Records excerpted from a collection:
* begin *

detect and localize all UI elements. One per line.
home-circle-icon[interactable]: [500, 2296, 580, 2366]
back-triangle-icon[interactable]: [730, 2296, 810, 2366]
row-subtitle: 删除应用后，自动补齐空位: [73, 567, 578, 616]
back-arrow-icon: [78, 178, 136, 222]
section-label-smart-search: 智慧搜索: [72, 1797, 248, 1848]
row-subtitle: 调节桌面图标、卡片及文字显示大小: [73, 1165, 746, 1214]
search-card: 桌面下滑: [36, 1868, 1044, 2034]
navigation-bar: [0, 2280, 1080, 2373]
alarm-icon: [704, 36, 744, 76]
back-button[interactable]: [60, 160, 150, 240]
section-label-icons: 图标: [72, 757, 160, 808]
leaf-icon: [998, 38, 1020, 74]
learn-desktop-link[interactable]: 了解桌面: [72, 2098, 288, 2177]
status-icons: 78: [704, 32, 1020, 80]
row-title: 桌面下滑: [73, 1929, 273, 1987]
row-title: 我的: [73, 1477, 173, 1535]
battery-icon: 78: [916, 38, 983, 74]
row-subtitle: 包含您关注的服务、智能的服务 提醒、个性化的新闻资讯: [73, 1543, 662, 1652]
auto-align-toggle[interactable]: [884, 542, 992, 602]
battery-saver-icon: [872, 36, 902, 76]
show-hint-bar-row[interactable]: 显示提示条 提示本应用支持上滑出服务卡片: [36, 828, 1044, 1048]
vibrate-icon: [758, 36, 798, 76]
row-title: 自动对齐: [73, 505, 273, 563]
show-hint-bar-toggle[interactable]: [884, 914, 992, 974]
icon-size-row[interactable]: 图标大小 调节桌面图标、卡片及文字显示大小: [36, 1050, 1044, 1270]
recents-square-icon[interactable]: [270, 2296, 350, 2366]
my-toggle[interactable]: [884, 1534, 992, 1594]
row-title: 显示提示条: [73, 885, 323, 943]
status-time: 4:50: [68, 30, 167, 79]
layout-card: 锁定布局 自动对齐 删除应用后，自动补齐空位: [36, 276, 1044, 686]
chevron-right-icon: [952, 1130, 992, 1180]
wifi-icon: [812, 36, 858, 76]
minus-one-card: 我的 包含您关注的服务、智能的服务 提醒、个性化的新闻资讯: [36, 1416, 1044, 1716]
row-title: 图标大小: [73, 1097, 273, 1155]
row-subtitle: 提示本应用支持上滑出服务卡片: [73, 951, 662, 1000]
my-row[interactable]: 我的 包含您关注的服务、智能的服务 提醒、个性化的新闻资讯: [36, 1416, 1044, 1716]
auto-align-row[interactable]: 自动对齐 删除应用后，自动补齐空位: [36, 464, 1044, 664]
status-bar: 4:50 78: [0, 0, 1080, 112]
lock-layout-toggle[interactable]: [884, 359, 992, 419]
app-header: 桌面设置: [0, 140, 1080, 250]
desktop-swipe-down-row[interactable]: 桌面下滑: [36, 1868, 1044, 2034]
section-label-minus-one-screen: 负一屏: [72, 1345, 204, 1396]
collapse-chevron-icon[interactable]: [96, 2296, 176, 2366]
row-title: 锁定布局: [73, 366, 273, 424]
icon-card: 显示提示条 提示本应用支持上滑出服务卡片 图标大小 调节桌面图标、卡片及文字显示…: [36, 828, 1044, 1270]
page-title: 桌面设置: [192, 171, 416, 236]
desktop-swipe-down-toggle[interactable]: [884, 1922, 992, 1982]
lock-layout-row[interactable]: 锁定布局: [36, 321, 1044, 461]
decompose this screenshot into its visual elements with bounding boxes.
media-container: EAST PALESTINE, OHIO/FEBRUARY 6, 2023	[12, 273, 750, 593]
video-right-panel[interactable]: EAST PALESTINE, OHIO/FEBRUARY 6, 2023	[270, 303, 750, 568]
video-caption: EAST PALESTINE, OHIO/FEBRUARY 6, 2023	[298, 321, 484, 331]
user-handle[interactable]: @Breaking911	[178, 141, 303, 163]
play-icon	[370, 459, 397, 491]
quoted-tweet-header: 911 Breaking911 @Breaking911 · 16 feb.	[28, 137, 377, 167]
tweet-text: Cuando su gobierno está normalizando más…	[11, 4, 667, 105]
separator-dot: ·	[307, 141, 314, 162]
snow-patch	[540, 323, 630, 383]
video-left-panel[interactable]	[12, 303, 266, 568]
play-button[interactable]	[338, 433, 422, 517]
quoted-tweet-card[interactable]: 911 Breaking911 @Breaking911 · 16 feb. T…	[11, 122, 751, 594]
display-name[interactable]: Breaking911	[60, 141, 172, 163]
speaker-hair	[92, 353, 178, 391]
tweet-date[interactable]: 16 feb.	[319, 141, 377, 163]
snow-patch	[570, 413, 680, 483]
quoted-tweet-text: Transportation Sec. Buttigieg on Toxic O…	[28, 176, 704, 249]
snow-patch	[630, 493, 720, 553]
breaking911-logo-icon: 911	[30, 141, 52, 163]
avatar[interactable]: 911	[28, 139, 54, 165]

* end *

# THE PROBLEM
State how many lines above contain the string "back", treating uppercase and lowercase as different. Give only the number.

# SOLUTION TO THE PROBLEM
3